# WHAT TO PRODUCE
Copy out lines with the word "Fader" from the material that follows.

# RECORDS FOR THE EXERCISE
+--
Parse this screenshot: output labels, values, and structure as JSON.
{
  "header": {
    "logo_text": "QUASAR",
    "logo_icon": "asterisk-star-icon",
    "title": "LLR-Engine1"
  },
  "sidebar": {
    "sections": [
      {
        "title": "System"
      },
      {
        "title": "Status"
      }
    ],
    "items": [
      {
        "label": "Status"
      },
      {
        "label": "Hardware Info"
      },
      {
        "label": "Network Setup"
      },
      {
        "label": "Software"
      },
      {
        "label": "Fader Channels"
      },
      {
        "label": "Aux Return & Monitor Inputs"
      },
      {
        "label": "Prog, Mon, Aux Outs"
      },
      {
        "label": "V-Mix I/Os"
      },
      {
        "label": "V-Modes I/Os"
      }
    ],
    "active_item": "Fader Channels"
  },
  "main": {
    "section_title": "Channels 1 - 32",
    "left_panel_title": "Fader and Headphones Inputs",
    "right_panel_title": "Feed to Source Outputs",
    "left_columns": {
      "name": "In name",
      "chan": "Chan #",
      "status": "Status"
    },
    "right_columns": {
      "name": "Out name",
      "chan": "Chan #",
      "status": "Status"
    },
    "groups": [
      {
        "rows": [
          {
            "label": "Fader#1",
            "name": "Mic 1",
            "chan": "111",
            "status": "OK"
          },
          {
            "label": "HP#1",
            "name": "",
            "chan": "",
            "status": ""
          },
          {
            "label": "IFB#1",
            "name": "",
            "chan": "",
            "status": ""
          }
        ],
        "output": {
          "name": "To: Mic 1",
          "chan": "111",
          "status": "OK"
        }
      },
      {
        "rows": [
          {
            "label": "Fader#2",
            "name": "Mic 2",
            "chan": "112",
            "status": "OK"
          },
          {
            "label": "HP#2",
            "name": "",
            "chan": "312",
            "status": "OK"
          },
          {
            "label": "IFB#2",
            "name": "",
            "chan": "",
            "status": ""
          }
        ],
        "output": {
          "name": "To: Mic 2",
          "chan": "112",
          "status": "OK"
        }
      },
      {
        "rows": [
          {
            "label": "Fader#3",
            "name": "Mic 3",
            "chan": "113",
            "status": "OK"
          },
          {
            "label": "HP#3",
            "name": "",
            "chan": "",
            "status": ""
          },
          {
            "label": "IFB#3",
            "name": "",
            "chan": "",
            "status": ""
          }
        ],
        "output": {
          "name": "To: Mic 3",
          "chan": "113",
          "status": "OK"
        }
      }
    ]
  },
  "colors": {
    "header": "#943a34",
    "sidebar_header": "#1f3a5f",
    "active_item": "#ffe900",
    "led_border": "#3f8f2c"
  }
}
+--
# CORRECT OUTPUT
        "label": "Fader Channels"
    "active_item": "Fader Channels"
    "left_panel_title": "Fader and Headphones Inputs",
            "label": "Fader#1",
            "label": "Fader#2",
            "label": "Fader#3",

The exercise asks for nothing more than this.